▸ **Data for processing**
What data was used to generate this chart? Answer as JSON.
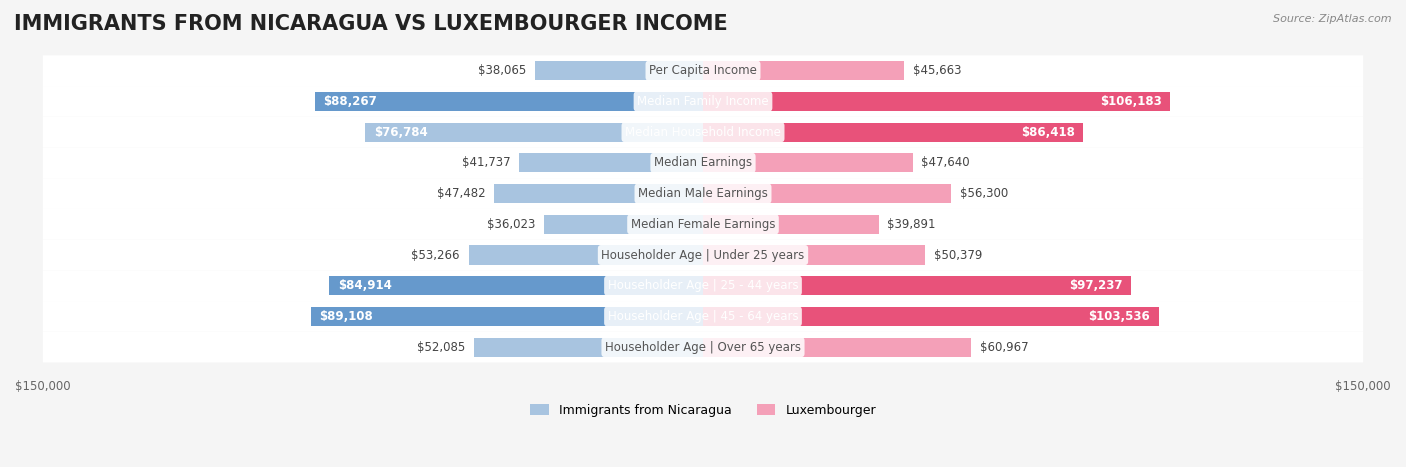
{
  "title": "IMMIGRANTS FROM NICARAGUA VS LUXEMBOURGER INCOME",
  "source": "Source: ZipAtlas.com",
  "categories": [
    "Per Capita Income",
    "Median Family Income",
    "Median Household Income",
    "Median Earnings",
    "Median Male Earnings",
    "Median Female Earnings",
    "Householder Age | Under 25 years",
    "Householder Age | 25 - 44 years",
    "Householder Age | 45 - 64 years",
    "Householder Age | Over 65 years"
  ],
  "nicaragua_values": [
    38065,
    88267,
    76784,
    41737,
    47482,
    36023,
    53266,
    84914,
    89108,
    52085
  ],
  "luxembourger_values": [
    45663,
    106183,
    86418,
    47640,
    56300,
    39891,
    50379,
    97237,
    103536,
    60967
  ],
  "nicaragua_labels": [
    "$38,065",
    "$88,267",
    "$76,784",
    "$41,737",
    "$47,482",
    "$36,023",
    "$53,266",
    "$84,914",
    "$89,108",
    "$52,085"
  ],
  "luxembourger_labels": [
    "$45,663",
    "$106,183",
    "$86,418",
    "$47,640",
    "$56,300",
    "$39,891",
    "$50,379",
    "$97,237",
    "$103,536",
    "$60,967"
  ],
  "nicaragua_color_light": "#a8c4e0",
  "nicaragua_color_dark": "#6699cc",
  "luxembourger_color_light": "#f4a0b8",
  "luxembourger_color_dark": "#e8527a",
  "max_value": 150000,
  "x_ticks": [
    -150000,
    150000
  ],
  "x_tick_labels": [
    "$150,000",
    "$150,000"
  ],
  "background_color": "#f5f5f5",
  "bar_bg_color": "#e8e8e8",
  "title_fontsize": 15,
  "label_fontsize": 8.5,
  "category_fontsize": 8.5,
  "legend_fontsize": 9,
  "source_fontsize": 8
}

▸ **Given task**
Leave the pictures out, and transcribe each of the records exactly.

▸ **Full answer**
What data was used to generate this chart? Answer as JSON.
{
  "title": "IMMIGRANTS FROM NICARAGUA VS LUXEMBOURGER INCOME",
  "source": "Source: ZipAtlas.com",
  "categories": [
    "Per Capita Income",
    "Median Family Income",
    "Median Household Income",
    "Median Earnings",
    "Median Male Earnings",
    "Median Female Earnings",
    "Householder Age | Under 25 years",
    "Householder Age | 25 - 44 years",
    "Householder Age | 45 - 64 years",
    "Householder Age | Over 65 years"
  ],
  "nicaragua_values": [
    38065,
    88267,
    76784,
    41737,
    47482,
    36023,
    53266,
    84914,
    89108,
    52085
  ],
  "luxembourger_values": [
    45663,
    106183,
    86418,
    47640,
    56300,
    39891,
    50379,
    97237,
    103536,
    60967
  ],
  "nicaragua_labels": [
    "$38,065",
    "$88,267",
    "$76,784",
    "$41,737",
    "$47,482",
    "$36,023",
    "$53,266",
    "$84,914",
    "$89,108",
    "$52,085"
  ],
  "luxembourger_labels": [
    "$45,663",
    "$106,183",
    "$86,418",
    "$47,640",
    "$56,300",
    "$39,891",
    "$50,379",
    "$97,237",
    "$103,536",
    "$60,967"
  ],
  "nicaragua_color_light": "#a8c4e0",
  "nicaragua_color_dark": "#6699cc",
  "luxembourger_color_light": "#f4a0b8",
  "luxembourger_color_dark": "#e8527a",
  "max_value": 150000,
  "x_ticks": [
    -150000,
    150000
  ],
  "x_tick_labels": [
    "$150,000",
    "$150,000"
  ],
  "background_color": "#f5f5f5",
  "bar_bg_color": "#e8e8e8",
  "title_fontsize": 15,
  "label_fontsize": 8.5,
  "category_fontsize": 8.5,
  "legend_fontsize": 9,
  "source_fontsize": 8
}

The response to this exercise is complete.